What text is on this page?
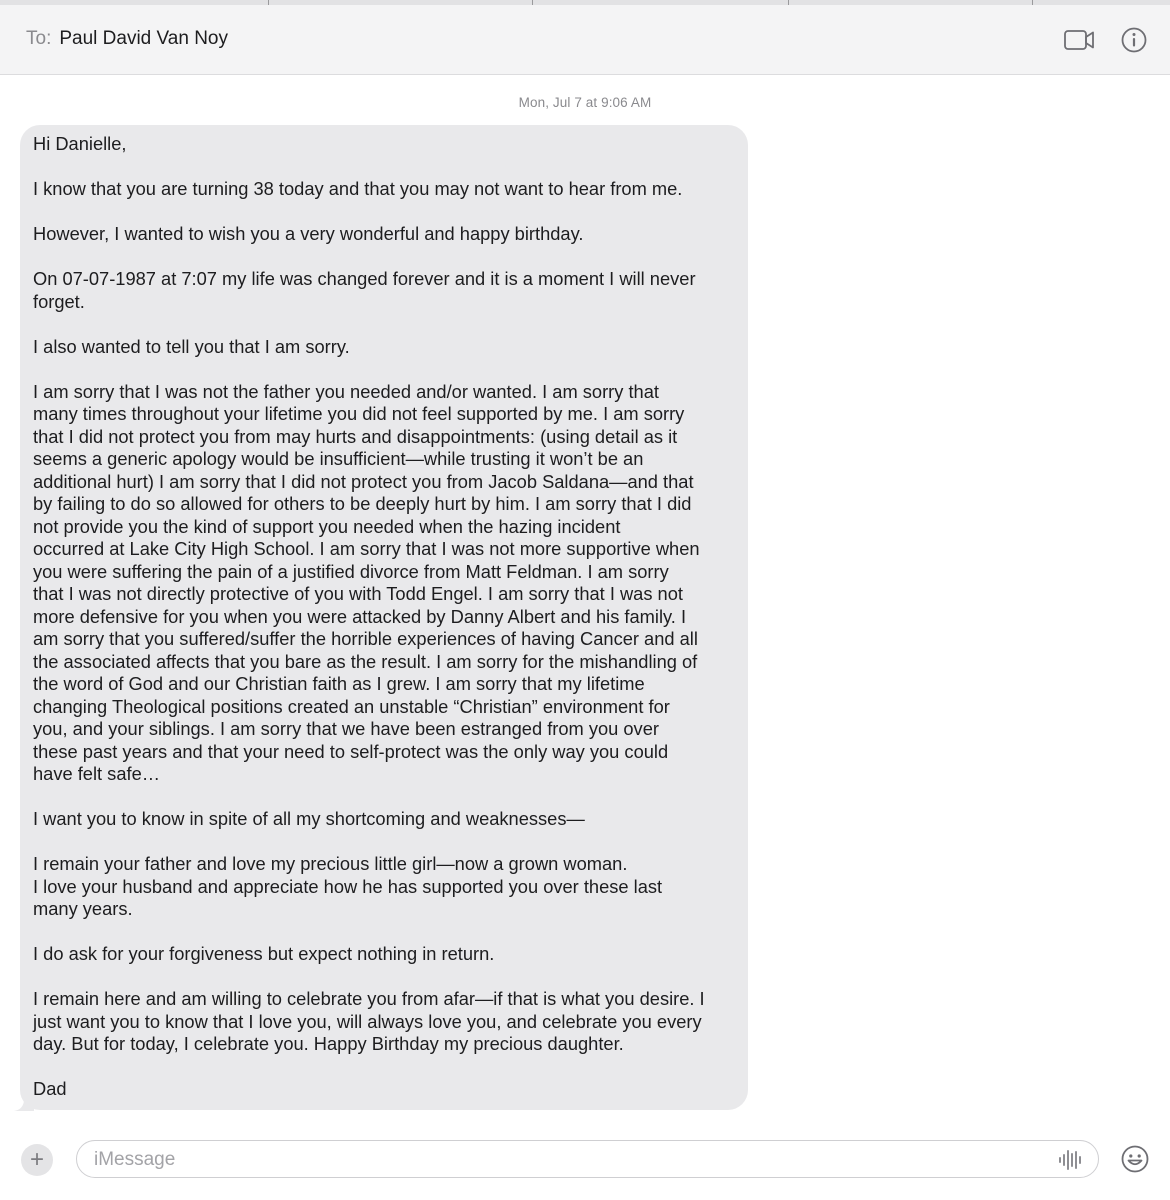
To: Paul David Van Noy
Mon, Jul 7 at 9:06 AM
Hi Danielle,
I know that you are turning 38 today and that you may not want to hear from me.
However, I wanted to wish you a very wonderful and happy birthday.
On 07-07-1987 at 7:07 my life was changed forever and it is a moment I will never
forget.
I also wanted to tell you that I am sorry.
I am sorry that I was not the father you needed and/or wanted. I am sorry that
many times throughout your lifetime you did not feel supported by me. I am sorry
that I did not protect you from may hurts and disappointments: (using detail as it
seems a generic apology would be insufficient—while trusting it won’t be an
additional hurt) I am sorry that I did not protect you from Jacob Saldana—and that
by failing to do so allowed for others to be deeply hurt by him. I am sorry that I did
not provide you the kind of support you needed when the hazing incident
occurred at Lake City High School. I am sorry that I was not more supportive when
you were suffering the pain of a justified divorce from Matt Feldman. I am sorry
that I was not directly protective of you with Todd Engel. I am sorry that I was not
more defensive for you when you were attacked by Danny Albert and his family. I
am sorry that you suffered/suffer the horrible experiences of having Cancer and all
the associated affects that you bare as the result. I am sorry for the mishandling of
the word of God and our Christian faith as I grew. I am sorry that my lifetime
changing Theological positions created an unstable “Christian” environment for
you, and your siblings. I am sorry that we have been estranged from you over
these past years and that your need to self-protect was the only way you could
have felt safe…
I want you to know in spite of all my shortcoming and weaknesses—
I remain your father and love my precious little girl—now a grown woman.
I love your husband and appreciate how he has supported you over these last
many years.
I do ask for your forgiveness but expect nothing in return.
I remain here and am willing to celebrate you from afar—if that is what you desire. I
just want you to know that I love you, will always love you, and celebrate you every
day. But for today, I celebrate you. Happy Birthday my precious daughter.
Dad
+	iMessage
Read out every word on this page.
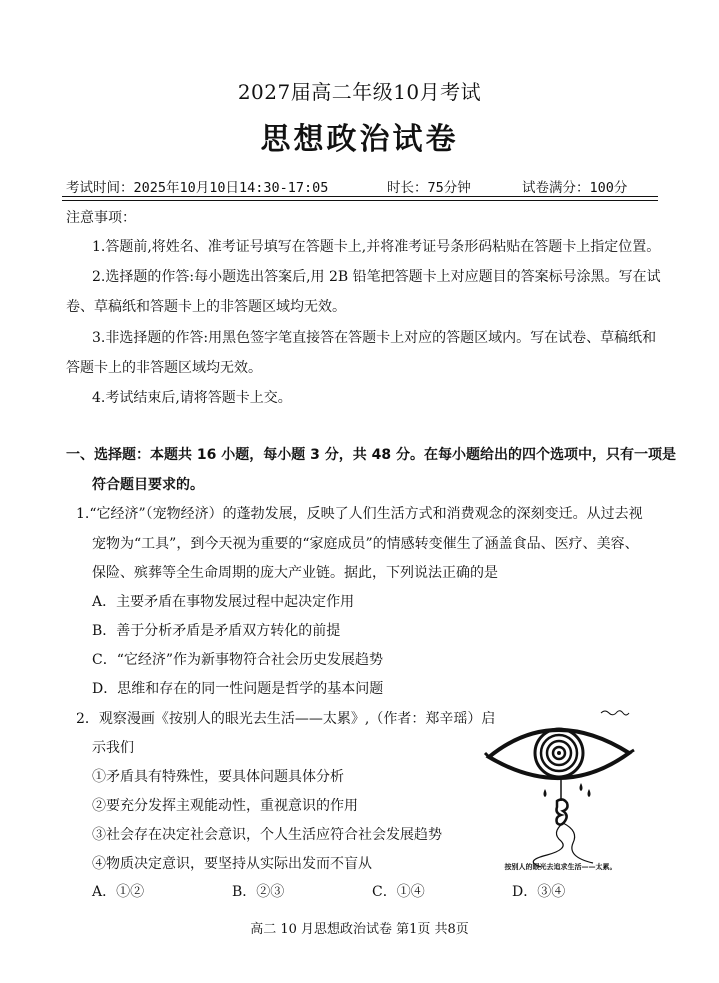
2027届高二年级10月考试
思想政治试卷
考试时间：2025年10月10日14:30-17:05	时长：75分钟	试卷满分：100分
注意事项：
1.答题前,将姓名、准考证号填写在答题卡上,并将准考证号条形码粘贴在答题卡上指定位置。
2.选择题的作答:每小题选出答案后,用 2B 铅笔把答题卡上对应题目的答案标号涂黑。写在试
卷、草稿纸和答题卡上的非答题区域均无效。
3.非选择题的作答:用黑色签字笔直接答在答题卡上对应的答题区域内。写在试卷、草稿纸和
答题卡上的非答题区域均无效。
4.考试结束后,请将答题卡上交。
一、选择题：本题共 16 小题，每小题 3 分，共 48 分。在每小题给出的四个选项中，只有一项是
符合题目要求的。
1.“它经济”（宠物经济）的蓬勃发展，反映了人们生活方式和消费观念的深刻变迁。从过去视
宠物为“工具”，到今天视为重要的“家庭成员”的情感转变催生了涵盖食品、医疗、美容、
保险、殡葬等全生命周期的庞大产业链。据此，下列说法正确的是
A．主要矛盾在事物发展过程中起决定作用
B．善于分析矛盾是矛盾双方转化的前提
C．“它经济”作为新事物符合社会历史发展趋势
D．思维和存在的同一性问题是哲学的基本问题
2．观察漫画《按别人的眼光去生活——太累》,（作者：郑辛瑶）启
示我们
①矛盾具有特殊性，要具体问题具体分析
②要充分发挥主观能动性，重视意识的作用
③社会存在决定社会意识，个人生活应符合社会发展趋势
④物质决定意识，要坚持从实际出发而不盲从
A．①②	B．②③	C．①④	D．③④
按别人的眼光去追求生活——太累。
高二 10 月思想政治试卷 第1页 共8页
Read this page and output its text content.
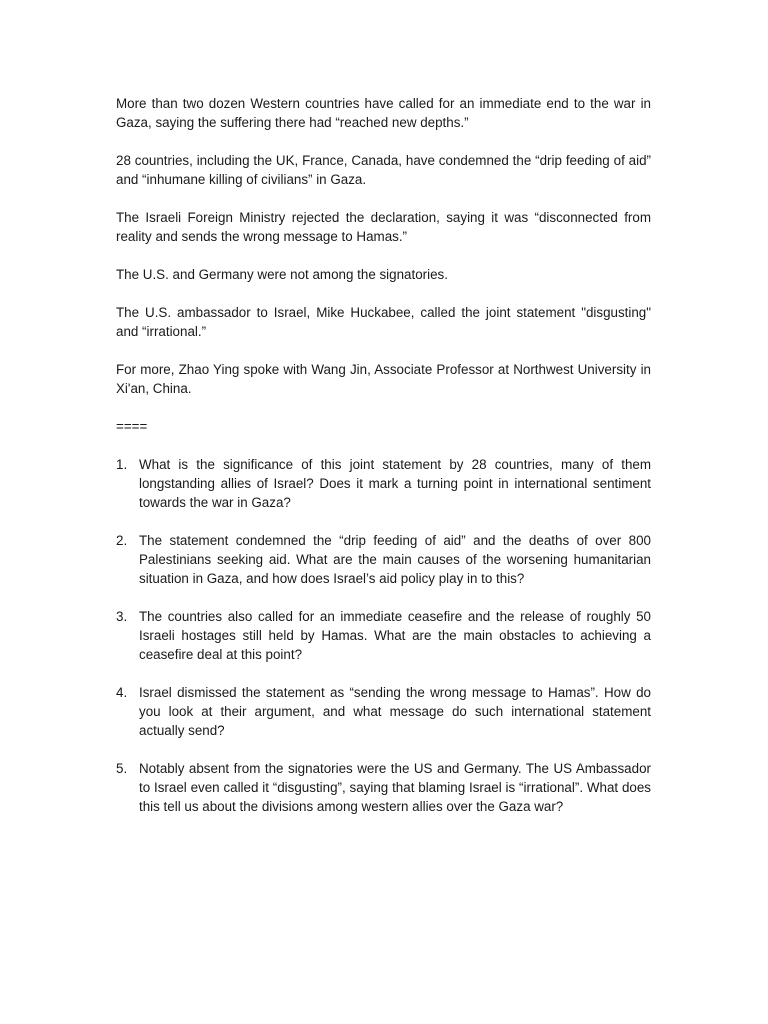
More than two dozen Western countries have called for an immediate end to the war in Gaza, saying the suffering there had “reached new depths.”

28 countries, including the UK, France, Canada, have condemned the “drip feeding of aid” and “inhumane killing of civilians” in Gaza.

The Israeli Foreign Ministry rejected the declaration, saying it was “disconnected from reality and sends the wrong message to Hamas.”

The U.S. and Germany were not among the signatories.

The U.S. ambassador to Israel, Mike Huckabee, called the joint statement "disgusting" and “irrational.”

For more, Zhao Ying spoke with Wang Jin, Associate Professor at Northwest University in Xi'an, China.

====
1. What is the significance of this joint statement by 28 countries, many of them longstanding allies of Israel? Does it mark a turning point in international sentiment towards the war in Gaza?
2. The statement condemned the “drip feeding of aid” and the deaths of over 800 Palestinians seeking aid. What are the main causes of the worsening humanitarian situation in Gaza, and how does Israel’s aid policy play in to this?
3. The countries also called for an immediate ceasefire and the release of roughly 50 Israeli hostages still held by Hamas. What are the main obstacles to achieving a ceasefire deal at this point?
4. Israel dismissed the statement as “sending the wrong message to Hamas”. How do you look at their argument, and what message do such international statement actually send?
5. Notably absent from the signatories were the US and Germany. The US Ambassador to Israel even called it “disgusting”, saying that blaming Israel is “irrational”. What does this tell us about the divisions among western allies over the Gaza war?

Given task: Reproduce every line exactly and omit all pictures.

Task answer:
What text is on this page?
To: Paul David Van Noy
Mon, Jul 7 at 9:06 AM
Hi Danielle,
I know that you are turning 38 today and that you may not want to hear from me.
However, I wanted to wish you a very wonderful and happy birthday.
On 07-07-1987 at 7:07 my life was changed forever and it is a moment I will never
forget.
I also wanted to tell you that I am sorry.
I am sorry that I was not the father you needed and/or wanted. I am sorry that
many times throughout your lifetime you did not feel supported by me. I am sorry
that I did not protect you from may hurts and disappointments: (using detail as it
seems a generic apology would be insufficient—while trusting it won’t be an
additional hurt) I am sorry that I did not protect you from Jacob Saldana—and that
by failing to do so allowed for others to be deeply hurt by him. I am sorry that I did
not provide you the kind of support you needed when the hazing incident
occurred at Lake City High School. I am sorry that I was not more supportive when
you were suffering the pain of a justified divorce from Matt Feldman. I am sorry
that I was not directly protective of you with Todd Engel. I am sorry that I was not
more defensive for you when you were attacked by Danny Albert and his family. I
am sorry that you suffered/suffer the horrible experiences of having Cancer and all
the associated affects that you bare as the result. I am sorry for the mishandling of
the word of God and our Christian faith as I grew. I am sorry that my lifetime
changing Theological positions created an unstable “Christian” environment for
you, and your siblings. I am sorry that we have been estranged from you over
these past years and that your need to self-protect was the only way you could
have felt safe…
I want you to know in spite of all my shortcoming and weaknesses—
I remain your father and love my precious little girl—now a grown woman.
I love your husband and appreciate how he has supported you over these last
many years.
I do ask for your forgiveness but expect nothing in return.
I remain here and am willing to celebrate you from afar—if that is what you desire. I
just want you to know that I love you, will always love you, and celebrate you every
day. But for today, I celebrate you. Happy Birthday my precious daughter.
Dad
+	iMessage
Read out every word on this page.
2027届高二年级10月考试
思想政治试卷
考试时间：2025年10月10日14:30-17:05	时长：75分钟	试卷满分：100分
注意事项：
1.答题前,将姓名、准考证号填写在答题卡上,并将准考证号条形码粘贴在答题卡上指定位置。
2.选择题的作答:每小题选出答案后,用 2B 铅笔把答题卡上对应题目的答案标号涂黑。写在试
卷、草稿纸和答题卡上的非答题区域均无效。
3.非选择题的作答:用黑色签字笔直接答在答题卡上对应的答题区域内。写在试卷、草稿纸和
答题卡上的非答题区域均无效。
4.考试结束后,请将答题卡上交。
一、选择题：本题共 16 小题，每小题 3 分，共 48 分。在每小题给出的四个选项中，只有一项是
符合题目要求的。
1.“它经济”（宠物经济）的蓬勃发展，反映了人们生活方式和消费观念的深刻变迁。从过去视
宠物为“工具”，到今天视为重要的“家庭成员”的情感转变催生了涵盖食品、医疗、美容、
保险、殡葬等全生命周期的庞大产业链。据此，下列说法正确的是
A．主要矛盾在事物发展过程中起决定作用
B．善于分析矛盾是矛盾双方转化的前提
C．“它经济”作为新事物符合社会历史发展趋势
D．思维和存在的同一性问题是哲学的基本问题
2．观察漫画《按别人的眼光去生活——太累》,（作者：郑辛瑶）启
示我们
①矛盾具有特殊性，要具体问题具体分析
②要充分发挥主观能动性，重视意识的作用
③社会存在决定社会意识，个人生活应符合社会发展趋势
④物质决定意识，要坚持从实际出发而不盲从
A．①②	B．②③	C．①④	D．③④
按别人的眼光去追求生活——太累。
高二 10 月思想政治试卷 第1页 共8页
Read this page and output its text content.
More than two dozen Western countries have called for an immediate end to the war in Gaza, saying the suffering there had “reached new depths.”

28 countries, including the UK, France, Canada, have condemned the “drip feeding of aid” and “inhumane killing of civilians” in Gaza.

The Israeli Foreign Ministry rejected the declaration, saying it was “disconnected from reality and sends the wrong message to Hamas.”

The U.S. and Germany were not among the signatories.

The U.S. ambassador to Israel, Mike Huckabee, called the joint statement "disgusting" and “irrational.”

For more, Zhao Ying spoke with Wang Jin, Associate Professor at Northwest University in Xi'an, China.

====
1. What is the significance of this joint statement by 28 countries, many of them longstanding allies of Israel? Does it mark a turning point in international sentiment towards the war in Gaza?
2. The statement condemned the “drip feeding of aid” and the deaths of over 800 Palestinians seeking aid. What are the main causes of the worsening humanitarian situation in Gaza, and how does Israel’s aid policy play in to this?
3. The countries also called for an immediate ceasefire and the release of roughly 50 Israeli hostages still held by Hamas. What are the main obstacles to achieving a ceasefire deal at this point?
4. Israel dismissed the statement as “sending the wrong message to Hamas”. How do you look at their argument, and what message do such international statement actually send?
5. Notably absent from the signatories were the US and Germany. The US Ambassador to Israel even called it “disgusting”, saying that blaming Israel is “irrational”. What does this tell us about the divisions among western allies over the Gaza war?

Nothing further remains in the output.